__Text provided__
┄┄┄┄┄┄┄┄┄┄┄┄┄┄┄┄┄┄┄┄

She rose to fame all over Maharashtra with popular Marathi television show Khulta Kali Khulena, aired on Zee Marathi, where she played lead character of Manasi Deshpande.

Later she played a lead character of Mugdha in a film 31 Divas (2018) the character too, was appreciated by the audience across Maharashtra. In 2018, she played a character of Shanu aka Shanaya in her first written play as a writer, Dear Aajo, for which she got much appreciation. Also, she has played a character of Charu aka Charusheela in a play named Teesre Badshah Hum.

Also, she has worked in films like Grey (2018) and Lagna Kallol (2019) which are to be released soon. From 2020 to 2022, she was portraying Prof. Malini Chaturvedi in StarPlus's Imlie opposite Gashmeer Mahajani, Sumbul Touqeer, and Fahmaan Khan.

┄┄┄┄┄┄┄┄┄┄┄┄┄┄┄┄┄┄┄┄

__Data__
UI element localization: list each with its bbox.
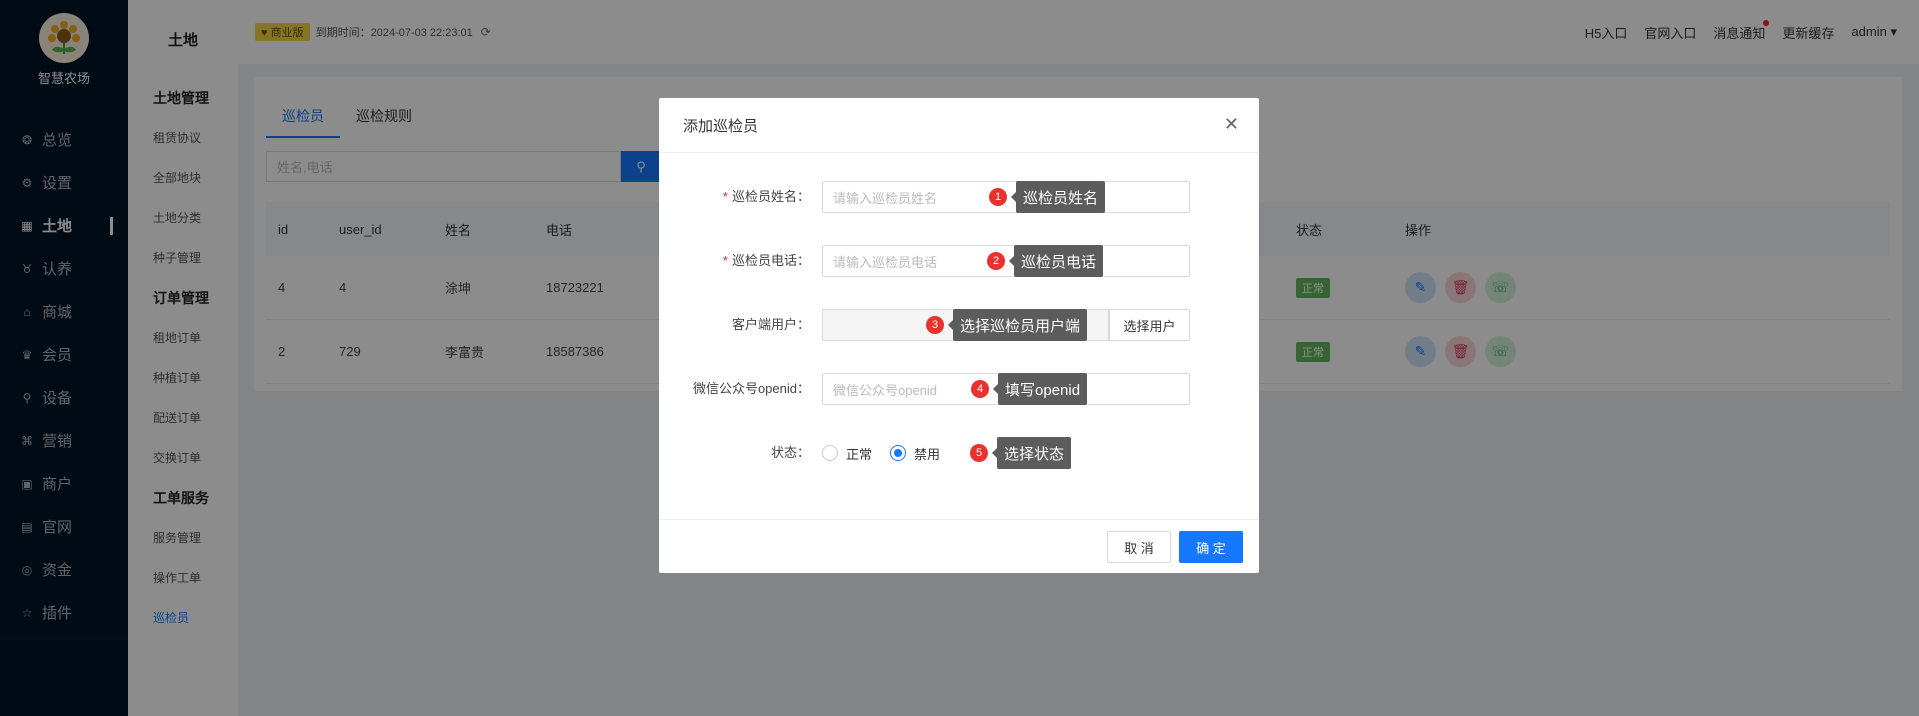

┄┄┄┄┄┄┄┄┄┄┄┄┄┄┄┄┄┄┄┄

__Exercise brief__
Copy the passage above about the actress's career word for word, starting with "She rose to" and going on through "Teesre Badshah Hum.".

__Result__
She rose to fame all over Maharashtra with popular Marathi television show Khulta Kali Khulena, aired on Zee Marathi, where she played lead character of Manasi Deshpande.

Later she played a lead character of Mugdha in a film 31 Divas (2018) the character too, was appreciated by the audience across Maharashtra. In 2018, she played a character of Shanu aka Shanaya in her first written play as a writer, Dear Aajo, for which she got much appreciation. Also, she has played a character of Charu aka Charusheela in a play named Teesre Badshah Hum.